A block of data
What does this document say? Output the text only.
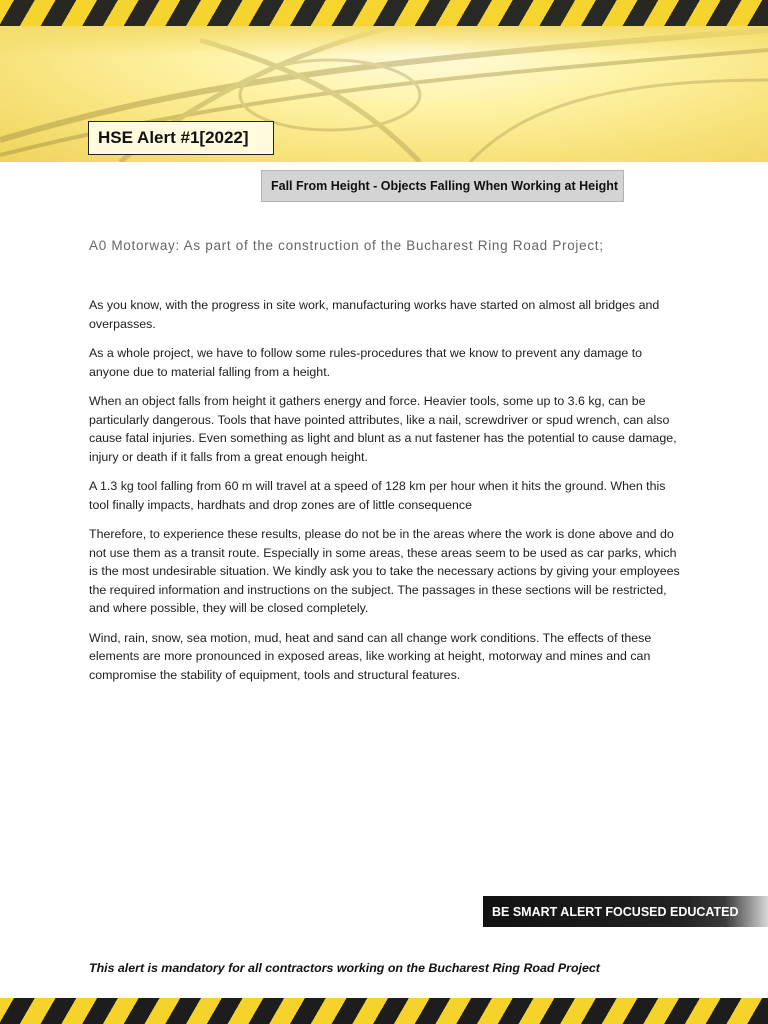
HSE Alert #1[2022]
Fall From Height - Objects Falling When Working at Height
A0 Motorway: As part of the construction of the Bucharest Ring Road Project;

As you know, with the progress in site work, manufacturing works have started on almost all bridges and overpasses.

As a whole project, we have to follow some rules-procedures that we know to prevent any damage to anyone due to material falling from a height.

When an object falls from height it gathers energy and force. Heavier tools, some up to 3.6 kg, can be particularly dangerous. Tools that have pointed attributes, like a nail, screwdriver or spud wrench, can also cause fatal injuries. Even something as light and blunt as a nut fastener has the potential to cause damage, injury or death if it falls from a great enough height.

A 1.3 kg tool falling from 60 m will travel at a speed of 128 km per hour when it hits the ground. When this tool finally impacts, hardhats and drop zones are of little consequence

Therefore, to experience these results, please do not be in the areas where the work is done above and do not use them as a transit route. Especially in some areas, these areas seem to be used as car parks, which is the most undesirable situation. We kindly ask you to take the necessary actions by giving your employees the required information and instructions on the subject. The passages in these sections will be restricted, and where possible, they will be closed completely.

Wind, rain, snow, sea motion, mud, heat and sand can all change work conditions. The effects of these elements are more pronounced in exposed areas, like working at height, motorway and mines and can compromise the stability of equipment, tools and structural features.

BE SMART ALERT FOCUSED EDUCATED
This alert is mandatory for all contractors working on the Bucharest Ring Road Project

**TASK PROMPT**:
All of the entries above should be duplicated exactly, except for the pictures.

**SOLUTION**:
What does this document say? Output the text only.
HSE Alert #1[2022]
Fall From Height - Objects Falling When Working at Height
A0 Motorway: As part of the construction of the Bucharest Ring Road Project;

As you know, with the progress in site work, manufacturing works have started on almost all bridges and overpasses.

As a whole project, we have to follow some rules-procedures that we know to prevent any damage to anyone due to material falling from a height.

When an object falls from height it gathers energy and force. Heavier tools, some up to 3.6 kg, can be particularly dangerous. Tools that have pointed attributes, like a nail, screwdriver or spud wrench, can also cause fatal injuries. Even something as light and blunt as a nut fastener has the potential to cause damage, injury or death if it falls from a great enough height.

A 1.3 kg tool falling from 60 m will travel at a speed of 128 km per hour when it hits the ground. When this tool finally impacts, hardhats and drop zones are of little consequence

Therefore, to experience these results, please do not be in the areas where the work is done above and do not use them as a transit route. Especially in some areas, these areas seem to be used as car parks, which is the most undesirable situation. We kindly ask you to take the necessary actions by giving your employees the required information and instructions on the subject. The passages in these sections will be restricted, and where possible, they will be closed completely.

Wind, rain, snow, sea motion, mud, heat and sand can all change work conditions. The effects of these elements are more pronounced in exposed areas, like working at height, motorway and mines and can compromise the stability of equipment, tools and structural features.

BE SMART ALERT FOCUSED EDUCATED
This alert is mandatory for all contractors working on the Bucharest Ring Road Project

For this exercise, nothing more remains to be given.